Scan the records and identify every line in which the string "document" occurs, then return those lines.
── Data section ──
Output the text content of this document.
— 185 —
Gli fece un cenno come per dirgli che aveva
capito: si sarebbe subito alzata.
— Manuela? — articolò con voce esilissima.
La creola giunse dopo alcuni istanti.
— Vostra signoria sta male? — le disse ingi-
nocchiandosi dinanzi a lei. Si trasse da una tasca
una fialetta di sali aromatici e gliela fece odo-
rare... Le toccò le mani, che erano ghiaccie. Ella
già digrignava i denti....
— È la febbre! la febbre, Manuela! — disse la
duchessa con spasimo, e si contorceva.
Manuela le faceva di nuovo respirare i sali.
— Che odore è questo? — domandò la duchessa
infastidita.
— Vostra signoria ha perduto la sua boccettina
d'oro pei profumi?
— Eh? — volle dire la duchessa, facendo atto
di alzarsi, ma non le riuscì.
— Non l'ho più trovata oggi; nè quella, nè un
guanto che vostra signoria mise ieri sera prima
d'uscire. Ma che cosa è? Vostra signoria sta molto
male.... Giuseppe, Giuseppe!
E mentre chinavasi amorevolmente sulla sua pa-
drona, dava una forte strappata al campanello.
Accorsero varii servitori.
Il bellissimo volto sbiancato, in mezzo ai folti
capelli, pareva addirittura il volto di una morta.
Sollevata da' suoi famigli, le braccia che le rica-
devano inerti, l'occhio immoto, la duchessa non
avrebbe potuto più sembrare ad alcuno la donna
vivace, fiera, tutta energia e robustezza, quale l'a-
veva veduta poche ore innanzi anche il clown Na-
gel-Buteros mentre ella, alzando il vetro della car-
───
── Data section ──
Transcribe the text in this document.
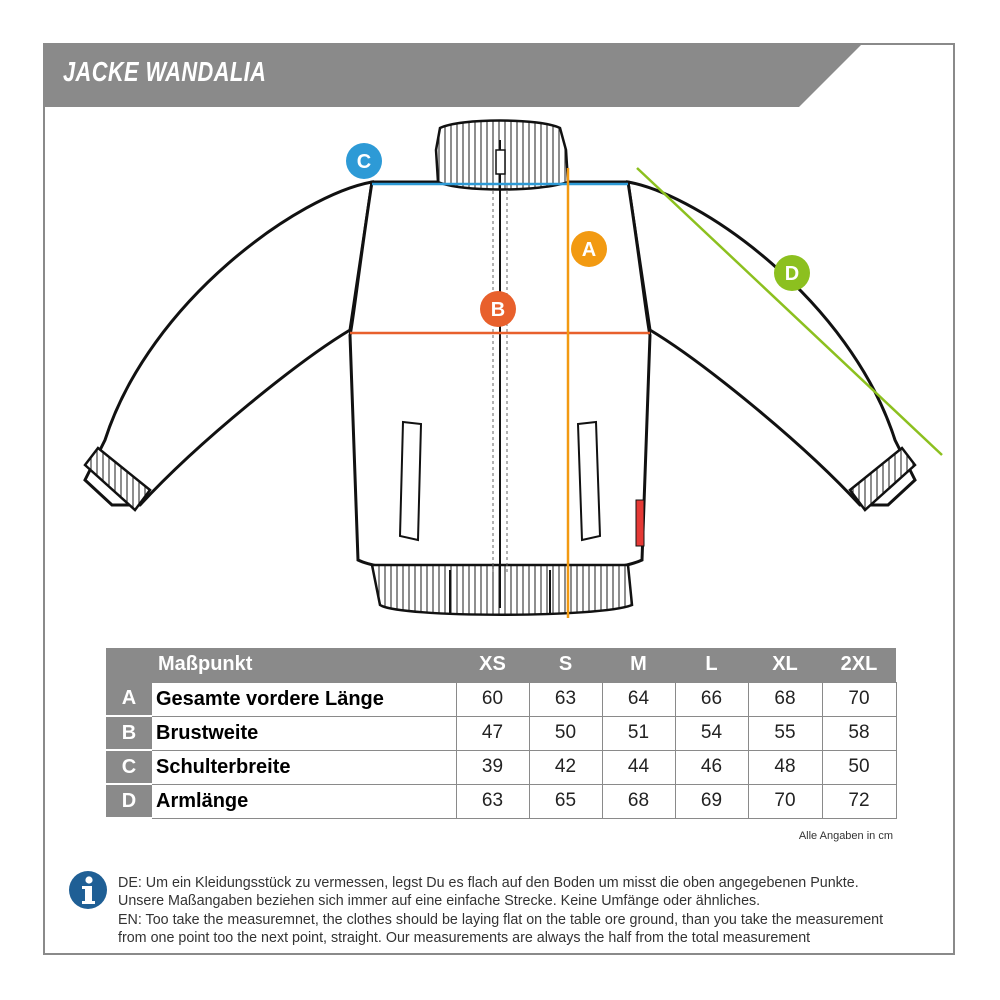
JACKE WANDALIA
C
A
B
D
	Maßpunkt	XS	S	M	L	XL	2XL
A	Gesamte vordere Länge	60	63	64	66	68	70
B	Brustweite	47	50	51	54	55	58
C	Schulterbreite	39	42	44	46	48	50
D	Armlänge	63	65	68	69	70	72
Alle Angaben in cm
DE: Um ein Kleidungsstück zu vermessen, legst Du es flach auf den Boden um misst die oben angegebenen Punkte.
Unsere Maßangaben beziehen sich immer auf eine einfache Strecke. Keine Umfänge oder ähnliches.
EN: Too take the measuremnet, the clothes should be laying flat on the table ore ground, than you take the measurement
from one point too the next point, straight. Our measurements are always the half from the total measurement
───
── Data section ──
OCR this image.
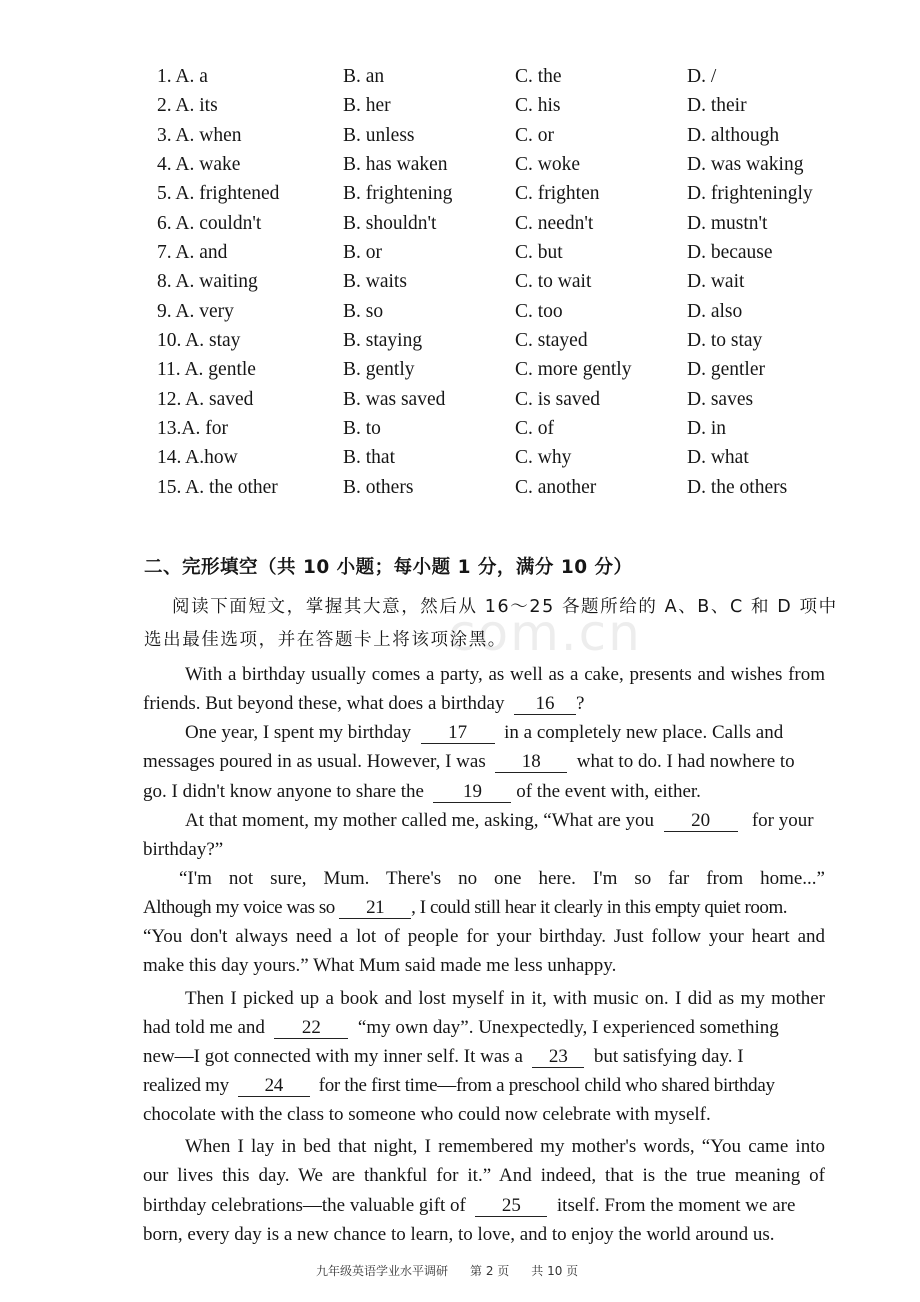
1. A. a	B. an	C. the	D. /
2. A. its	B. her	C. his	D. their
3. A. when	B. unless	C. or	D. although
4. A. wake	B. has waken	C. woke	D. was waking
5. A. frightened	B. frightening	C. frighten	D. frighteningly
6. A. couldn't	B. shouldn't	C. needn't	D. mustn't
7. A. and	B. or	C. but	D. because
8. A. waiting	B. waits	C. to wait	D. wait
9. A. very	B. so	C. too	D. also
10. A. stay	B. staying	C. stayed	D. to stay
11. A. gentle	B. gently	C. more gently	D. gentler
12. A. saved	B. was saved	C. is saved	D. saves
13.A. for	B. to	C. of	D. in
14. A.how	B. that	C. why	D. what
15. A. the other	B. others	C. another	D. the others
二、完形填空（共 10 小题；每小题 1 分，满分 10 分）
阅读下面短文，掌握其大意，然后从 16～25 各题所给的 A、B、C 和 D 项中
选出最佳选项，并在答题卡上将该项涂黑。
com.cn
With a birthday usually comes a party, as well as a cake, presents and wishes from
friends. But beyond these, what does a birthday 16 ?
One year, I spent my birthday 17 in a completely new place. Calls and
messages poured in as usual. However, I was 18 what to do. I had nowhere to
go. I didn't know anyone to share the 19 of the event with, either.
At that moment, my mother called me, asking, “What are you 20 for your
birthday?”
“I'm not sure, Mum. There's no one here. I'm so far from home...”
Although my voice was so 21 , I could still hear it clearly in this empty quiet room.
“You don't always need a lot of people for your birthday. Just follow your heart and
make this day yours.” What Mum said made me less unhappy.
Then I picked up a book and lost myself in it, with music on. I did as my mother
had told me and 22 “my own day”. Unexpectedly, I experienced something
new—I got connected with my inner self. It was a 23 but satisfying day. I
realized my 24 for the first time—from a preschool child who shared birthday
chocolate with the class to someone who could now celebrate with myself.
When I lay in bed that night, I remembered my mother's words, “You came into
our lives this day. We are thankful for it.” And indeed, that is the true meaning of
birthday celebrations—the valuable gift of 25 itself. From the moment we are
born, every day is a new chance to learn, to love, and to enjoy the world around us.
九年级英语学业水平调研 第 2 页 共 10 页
───
Final result:
Output the text content of this document.
Transcribe the text in this document.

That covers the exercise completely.